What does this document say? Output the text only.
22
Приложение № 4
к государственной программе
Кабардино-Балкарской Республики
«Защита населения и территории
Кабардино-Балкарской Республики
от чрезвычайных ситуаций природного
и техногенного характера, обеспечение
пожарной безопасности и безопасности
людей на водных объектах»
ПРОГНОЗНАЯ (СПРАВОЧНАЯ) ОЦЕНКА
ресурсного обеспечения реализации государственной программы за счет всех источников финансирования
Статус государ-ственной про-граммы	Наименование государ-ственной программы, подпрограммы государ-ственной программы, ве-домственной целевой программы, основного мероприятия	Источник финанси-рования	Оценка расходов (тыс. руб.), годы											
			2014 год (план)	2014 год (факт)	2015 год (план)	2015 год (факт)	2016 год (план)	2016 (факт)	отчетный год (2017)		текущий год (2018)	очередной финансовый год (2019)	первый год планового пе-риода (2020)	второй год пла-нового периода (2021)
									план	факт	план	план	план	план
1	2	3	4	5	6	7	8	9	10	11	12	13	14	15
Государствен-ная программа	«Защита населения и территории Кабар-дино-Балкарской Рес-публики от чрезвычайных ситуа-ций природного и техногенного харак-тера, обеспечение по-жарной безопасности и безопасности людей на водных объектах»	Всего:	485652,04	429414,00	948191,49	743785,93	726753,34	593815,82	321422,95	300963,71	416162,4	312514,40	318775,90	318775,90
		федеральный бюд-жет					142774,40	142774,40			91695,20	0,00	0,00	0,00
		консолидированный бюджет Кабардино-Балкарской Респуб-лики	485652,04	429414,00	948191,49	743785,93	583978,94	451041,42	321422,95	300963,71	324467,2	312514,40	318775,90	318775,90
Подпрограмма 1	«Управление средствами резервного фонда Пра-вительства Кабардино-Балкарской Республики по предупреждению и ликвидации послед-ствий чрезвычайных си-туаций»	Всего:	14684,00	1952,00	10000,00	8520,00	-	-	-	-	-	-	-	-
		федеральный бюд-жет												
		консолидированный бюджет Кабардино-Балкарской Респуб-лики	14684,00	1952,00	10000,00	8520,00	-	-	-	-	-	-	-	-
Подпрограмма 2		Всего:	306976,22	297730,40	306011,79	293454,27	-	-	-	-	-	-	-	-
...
══════════════════════════════
Isolate the lines that hold the word "природного" and copy all of them.

от чрезвычайных ситуаций природного
Государствен-ная программа	«Защита населения и территории Кабар-дино-Балкарской Рес-публики от чрезвычайных ситуа-ций природного и техногенного харак-тера, обеспечение по-жарной безопасности и безопасности людей на водных объектах»	Всего:	485652,04	429414,00	948191,49	743785,93	726753,34	593815,82	321422,95	300963,71	416162,4	312514,40	318775,90	318775,90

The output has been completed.